• Instructions to follow: Return each line containing the string "những".

• Data provided:
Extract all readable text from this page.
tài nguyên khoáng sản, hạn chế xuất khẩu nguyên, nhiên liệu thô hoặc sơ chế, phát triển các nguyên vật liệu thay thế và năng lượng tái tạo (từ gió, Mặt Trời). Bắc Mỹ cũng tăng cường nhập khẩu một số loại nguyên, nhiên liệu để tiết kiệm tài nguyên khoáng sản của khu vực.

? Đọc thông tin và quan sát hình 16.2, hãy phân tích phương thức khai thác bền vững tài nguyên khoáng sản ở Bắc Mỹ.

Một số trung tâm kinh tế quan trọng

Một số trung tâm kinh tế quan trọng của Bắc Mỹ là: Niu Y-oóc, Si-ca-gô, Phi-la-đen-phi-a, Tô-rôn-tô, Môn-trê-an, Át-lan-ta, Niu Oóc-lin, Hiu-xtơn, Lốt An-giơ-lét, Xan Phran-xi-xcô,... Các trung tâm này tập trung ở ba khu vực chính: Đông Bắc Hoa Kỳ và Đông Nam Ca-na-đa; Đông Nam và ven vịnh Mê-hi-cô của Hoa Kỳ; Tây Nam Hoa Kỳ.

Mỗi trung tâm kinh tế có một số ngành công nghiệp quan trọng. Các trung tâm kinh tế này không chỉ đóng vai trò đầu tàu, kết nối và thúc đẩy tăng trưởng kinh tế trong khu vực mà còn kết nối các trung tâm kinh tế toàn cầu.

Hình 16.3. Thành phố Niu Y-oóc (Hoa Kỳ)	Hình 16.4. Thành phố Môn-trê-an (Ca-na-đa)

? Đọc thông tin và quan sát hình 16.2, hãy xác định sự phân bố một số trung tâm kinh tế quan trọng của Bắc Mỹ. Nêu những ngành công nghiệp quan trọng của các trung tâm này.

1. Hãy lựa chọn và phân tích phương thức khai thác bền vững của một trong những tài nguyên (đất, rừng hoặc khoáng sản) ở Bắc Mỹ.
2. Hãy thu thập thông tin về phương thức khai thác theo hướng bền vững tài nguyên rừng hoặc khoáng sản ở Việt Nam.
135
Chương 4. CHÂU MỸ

• Reply to the exercise:
? Đọc thông tin và quan sát hình 16.2, hãy xác định sự phân bố một số trung tâm kinh tế quan trọng của Bắc Mỹ. Nêu những ngành công nghiệp quan trọng của các trung tâm này.
1. Hãy lựa chọn và phân tích phương thức khai thác bền vững của một trong những tài nguyên (đất, rừng hoặc khoáng sản) ở Bắc Mỹ.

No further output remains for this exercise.